**WORK TO COMPLETE**
Answer these questions from the tax-cut passage below:
(a) Which organization's model is the income tax analysis based on?
(b) Whose methodology is used for the distribution of estate and corporate taxes?
(c) According to the conclusion, which group has secured by far the biggest income gains of recent years?

**SUPPLIED PASSAGE**
★ ★ ★

Based on Institute for Taxation and Economic Policy model for income tax; Treasury methodology on distribution of estate and corporate taxes.

 

V. Conclusion: A Question of Priorities

The findings in this report raise several questions. Is it prudent to commit virtually the entire available surplus now, given that the surplus figures are only projections and are highly uncertain? Is it a proper reflection of the priorities of the American public to commit virtually all of the available surpluses to tax cuts, with little left for other problems or opportunities? Should very large tax cuts for the wealthiest of Americans, the group that by far has secured the biggest income gains of recent years, be a higher priority than providing an adequate prescription drug benefit to the elderly and disabled, substantially reducing the number of Americans without health insurance, helping to restore long-term solvency to Social Security and Medicare, and reducing child poverty? These are questions that not only policymakers, but also the American public, should debate. A tax cut that may consume virtually all of the available surpluses for a generation or more ought not be rushed through before such a debate can take place.

★ ★ ★

**Page segmentation data**

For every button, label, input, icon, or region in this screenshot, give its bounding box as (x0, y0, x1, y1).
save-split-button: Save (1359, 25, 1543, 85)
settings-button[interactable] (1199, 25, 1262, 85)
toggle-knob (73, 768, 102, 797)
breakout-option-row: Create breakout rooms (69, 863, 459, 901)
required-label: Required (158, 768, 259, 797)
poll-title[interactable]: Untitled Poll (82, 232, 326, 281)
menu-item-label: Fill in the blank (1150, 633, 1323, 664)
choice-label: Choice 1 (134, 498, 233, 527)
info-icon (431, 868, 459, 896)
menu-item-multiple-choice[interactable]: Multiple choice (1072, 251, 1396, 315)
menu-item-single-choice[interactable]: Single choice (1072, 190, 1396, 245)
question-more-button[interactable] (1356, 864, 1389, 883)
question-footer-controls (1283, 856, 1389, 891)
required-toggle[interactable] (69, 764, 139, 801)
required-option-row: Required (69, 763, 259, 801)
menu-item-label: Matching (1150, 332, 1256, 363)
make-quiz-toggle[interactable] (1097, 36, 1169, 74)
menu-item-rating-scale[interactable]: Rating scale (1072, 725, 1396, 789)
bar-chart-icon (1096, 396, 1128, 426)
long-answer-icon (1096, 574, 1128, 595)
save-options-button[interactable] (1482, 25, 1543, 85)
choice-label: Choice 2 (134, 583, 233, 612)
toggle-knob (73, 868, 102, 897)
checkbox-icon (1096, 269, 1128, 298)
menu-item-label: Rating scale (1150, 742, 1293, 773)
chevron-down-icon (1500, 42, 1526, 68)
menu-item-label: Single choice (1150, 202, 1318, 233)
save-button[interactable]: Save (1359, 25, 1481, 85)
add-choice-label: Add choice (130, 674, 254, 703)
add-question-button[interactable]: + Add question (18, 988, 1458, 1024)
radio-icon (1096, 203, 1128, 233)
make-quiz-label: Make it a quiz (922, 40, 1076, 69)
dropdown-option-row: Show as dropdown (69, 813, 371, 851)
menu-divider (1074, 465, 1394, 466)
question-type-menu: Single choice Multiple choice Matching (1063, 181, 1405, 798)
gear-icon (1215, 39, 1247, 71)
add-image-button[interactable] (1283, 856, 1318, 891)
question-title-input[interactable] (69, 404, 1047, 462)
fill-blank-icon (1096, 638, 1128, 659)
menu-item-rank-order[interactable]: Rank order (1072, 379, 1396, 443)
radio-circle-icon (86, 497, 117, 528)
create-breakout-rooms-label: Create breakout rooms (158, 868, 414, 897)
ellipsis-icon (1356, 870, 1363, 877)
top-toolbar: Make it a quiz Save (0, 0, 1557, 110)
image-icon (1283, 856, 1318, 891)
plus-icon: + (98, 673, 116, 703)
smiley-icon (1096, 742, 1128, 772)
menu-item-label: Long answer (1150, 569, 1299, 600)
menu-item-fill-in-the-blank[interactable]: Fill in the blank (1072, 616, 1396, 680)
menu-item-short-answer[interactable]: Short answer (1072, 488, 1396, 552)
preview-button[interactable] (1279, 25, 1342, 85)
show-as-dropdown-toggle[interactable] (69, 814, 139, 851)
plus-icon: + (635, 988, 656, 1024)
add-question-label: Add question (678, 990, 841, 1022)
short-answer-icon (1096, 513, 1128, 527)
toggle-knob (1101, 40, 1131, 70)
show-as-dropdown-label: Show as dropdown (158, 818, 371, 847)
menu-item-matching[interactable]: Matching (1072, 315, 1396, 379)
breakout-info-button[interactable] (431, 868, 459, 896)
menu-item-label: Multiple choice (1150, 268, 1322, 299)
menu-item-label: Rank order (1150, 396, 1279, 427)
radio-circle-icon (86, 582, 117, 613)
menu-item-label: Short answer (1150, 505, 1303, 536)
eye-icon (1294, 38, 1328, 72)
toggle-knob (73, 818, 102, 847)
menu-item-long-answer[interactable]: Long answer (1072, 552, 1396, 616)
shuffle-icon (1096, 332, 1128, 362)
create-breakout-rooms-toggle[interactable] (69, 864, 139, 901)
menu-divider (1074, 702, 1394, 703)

★ ★ ★

**RESULT BELOW**
(a) The Institute for Taxation and Economic Policy
(b) The Treasury's
(c) The wealthiest of Americans